PROMPT:
State how many lines include "things", giving the number by itself.

Collection entries:
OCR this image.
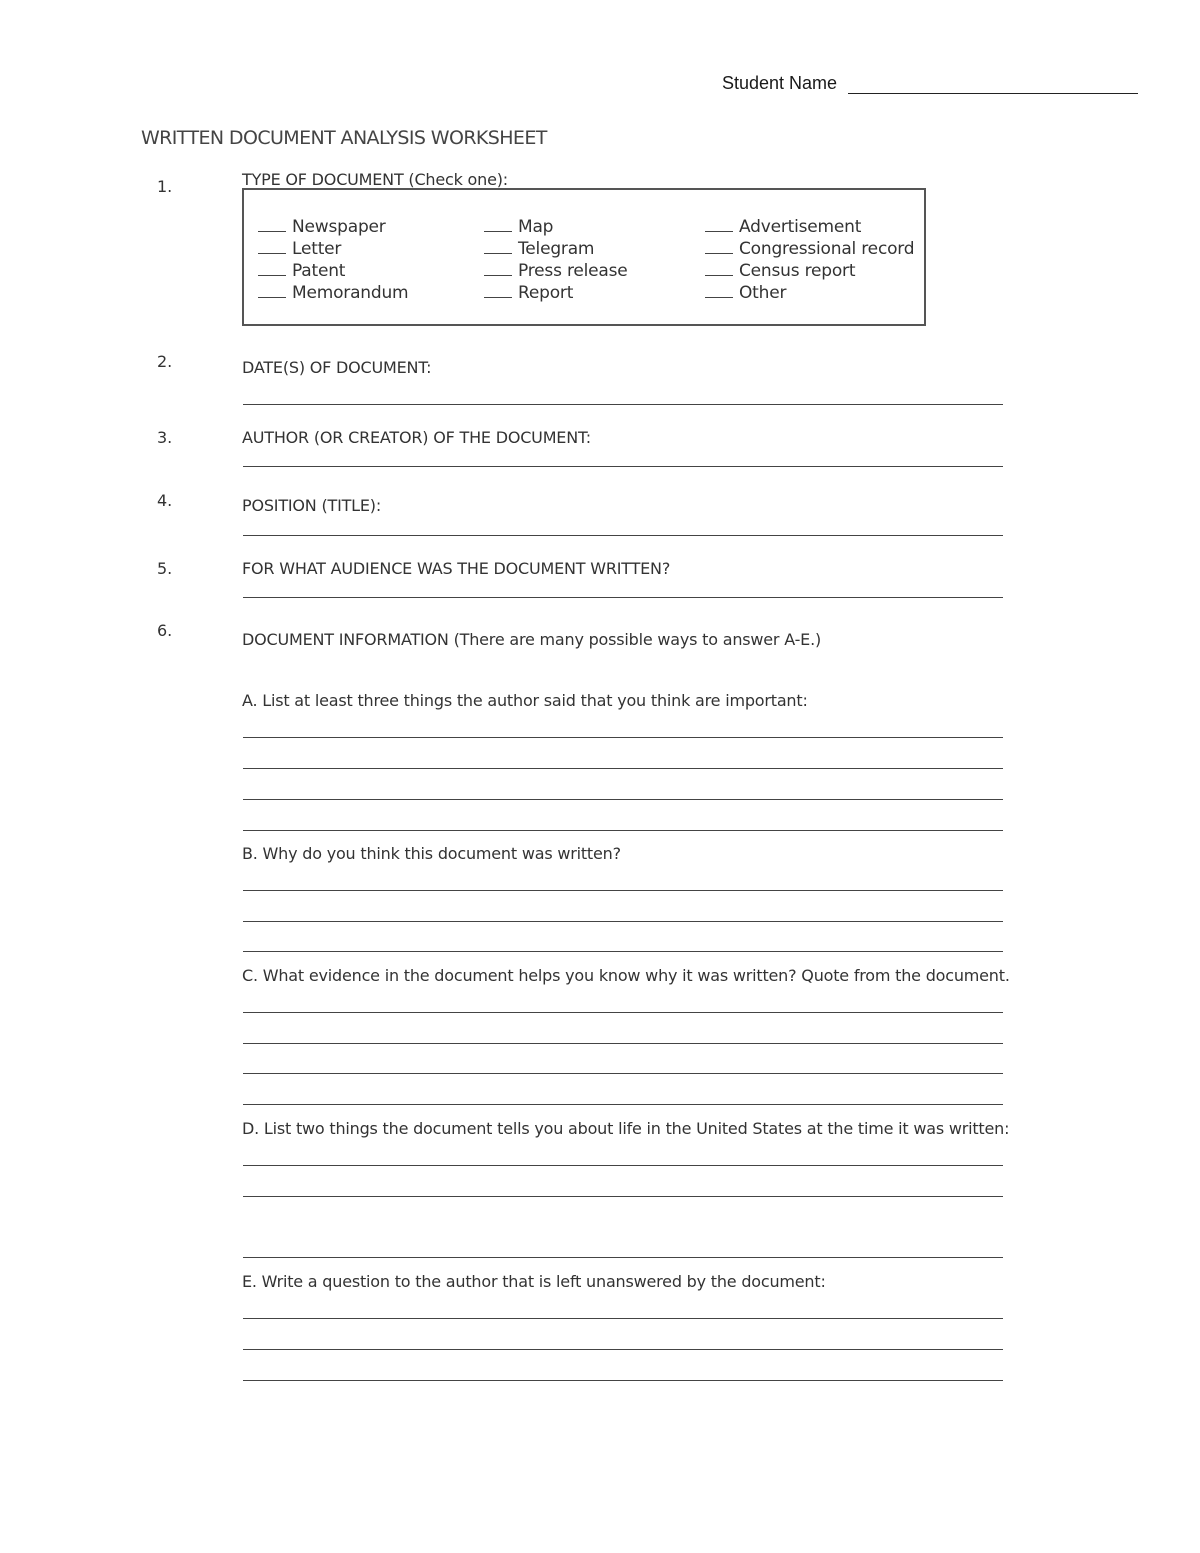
Student Name
WRITTEN DOCUMENT ANALYSIS WORKSHEET
1.	TYPE OF DOCUMENT (Check one):
Newspaper
Letter
Patent
Memorandum
Map
Telegram
Press release
Report
Advertisement
Congressional record
Census report
Other
2.	DATE(S) OF DOCUMENT:
3.	AUTHOR (OR CREATOR) OF THE DOCUMENT:
4.	POSITION (TITLE):
5.	FOR WHAT AUDIENCE WAS THE DOCUMENT WRITTEN?
6.	DOCUMENT INFORMATION (There are many possible ways to answer A-E.)
A. List at least three things the author said that you think are important:
B. Why do you think this document was written?
C. What evidence in the document helps you know why it was written? Quote from the document.
D. List two things the document tells you about life in the United States at the time it was written:
E. Write a question to the author that is left unanswered by the document:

RESULT:
2